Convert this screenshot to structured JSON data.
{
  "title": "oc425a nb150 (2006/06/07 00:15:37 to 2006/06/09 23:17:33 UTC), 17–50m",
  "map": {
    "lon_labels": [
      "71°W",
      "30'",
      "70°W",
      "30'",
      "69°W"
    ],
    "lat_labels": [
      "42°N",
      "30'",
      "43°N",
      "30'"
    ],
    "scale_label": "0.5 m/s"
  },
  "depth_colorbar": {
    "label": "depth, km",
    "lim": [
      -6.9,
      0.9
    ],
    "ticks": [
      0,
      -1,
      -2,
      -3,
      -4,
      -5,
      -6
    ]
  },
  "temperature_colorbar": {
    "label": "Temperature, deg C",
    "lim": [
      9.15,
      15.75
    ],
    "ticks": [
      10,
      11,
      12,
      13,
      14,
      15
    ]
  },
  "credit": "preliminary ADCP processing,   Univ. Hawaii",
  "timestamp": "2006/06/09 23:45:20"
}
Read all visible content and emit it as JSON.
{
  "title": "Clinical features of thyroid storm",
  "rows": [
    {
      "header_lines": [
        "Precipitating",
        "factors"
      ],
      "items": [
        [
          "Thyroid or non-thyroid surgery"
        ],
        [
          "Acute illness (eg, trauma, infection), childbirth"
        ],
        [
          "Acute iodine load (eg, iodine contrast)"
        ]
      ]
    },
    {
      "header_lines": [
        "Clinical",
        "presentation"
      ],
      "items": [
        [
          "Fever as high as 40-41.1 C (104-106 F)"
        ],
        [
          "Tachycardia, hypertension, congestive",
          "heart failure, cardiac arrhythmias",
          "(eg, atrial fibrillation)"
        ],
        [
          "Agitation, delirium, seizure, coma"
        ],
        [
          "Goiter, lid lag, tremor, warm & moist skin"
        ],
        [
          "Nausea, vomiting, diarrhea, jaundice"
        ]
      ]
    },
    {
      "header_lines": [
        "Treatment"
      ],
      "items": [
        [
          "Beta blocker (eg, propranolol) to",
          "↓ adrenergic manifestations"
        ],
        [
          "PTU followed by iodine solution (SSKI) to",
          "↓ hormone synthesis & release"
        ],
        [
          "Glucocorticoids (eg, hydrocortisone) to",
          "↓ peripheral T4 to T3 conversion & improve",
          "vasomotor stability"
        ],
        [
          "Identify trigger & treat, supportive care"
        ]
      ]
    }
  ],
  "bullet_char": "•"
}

----

What is being asked
Reproduce all of the records exactly.

Expected answer
Convert this screenshot to structured JSON data.
{
  "title": "oc425a nb150 (2006/06/07 00:15:37 to 2006/06/09 23:17:33 UTC), 17–50m",
  "map": {
    "lon_labels": [
      "71°W",
      "30'",
      "70°W",
      "30'",
      "69°W"
    ],
    "lat_labels": [
      "42°N",
      "30'",
      "43°N",
      "30'"
    ],
    "scale_label": "0.5 m/s"
  },
  "depth_colorbar": {
    "label": "depth, km",
    "lim": [
      -6.9,
      0.9
    ],
    "ticks": [
      0,
      -1,
      -2,
      -3,
      -4,
      -5,
      -6
    ]
  },
  "temperature_colorbar": {
    "label": "Temperature, deg C",
    "lim": [
      9.15,
      15.75
    ],
    "ticks": [
      10,
      11,
      12,
      13,
      14,
      15
    ]
  },
  "credit": "preliminary ADCP processing,   Univ. Hawaii",
  "timestamp": "2006/06/09 23:45:20"
}
Read all visible content and emit it as JSON.
{
  "title": "Clinical features of thyroid storm",
  "rows": [
    {
      "header_lines": [
        "Precipitating",
        "factors"
      ],
      "items": [
        [
          "Thyroid or non-thyroid surgery"
        ],
        [
          "Acute illness (eg, trauma, infection), childbirth"
        ],
        [
          "Acute iodine load (eg, iodine contrast)"
        ]
      ]
    },
    {
      "header_lines": [
        "Clinical",
        "presentation"
      ],
      "items": [
        [
          "Fever as high as 40-41.1 C (104-106 F)"
        ],
        [
          "Tachycardia, hypertension, congestive",
          "heart failure, cardiac arrhythmias",
          "(eg, atrial fibrillation)"
        ],
        [
          "Agitation, delirium, seizure, coma"
        ],
        [
          "Goiter, lid lag, tremor, warm & moist skin"
        ],
        [
          "Nausea, vomiting, diarrhea, jaundice"
        ]
      ]
    },
    {
      "header_lines": [
        "Treatment"
      ],
      "items": [
        [
          "Beta blocker (eg, propranolol) to",
          "↓ adrenergic manifestations"
        ],
        [
          "PTU followed by iodine solution (SSKI) to",
          "↓ hormone synthesis & release"
        ],
        [
          "Glucocorticoids (eg, hydrocortisone) to",
          "↓ peripheral T4 to T3 conversion & improve",
          "vasomotor stability"
        ],
        [
          "Identify trigger & treat, supportive care"
        ]
      ]
    }
  ],
  "bullet_char": "•"
}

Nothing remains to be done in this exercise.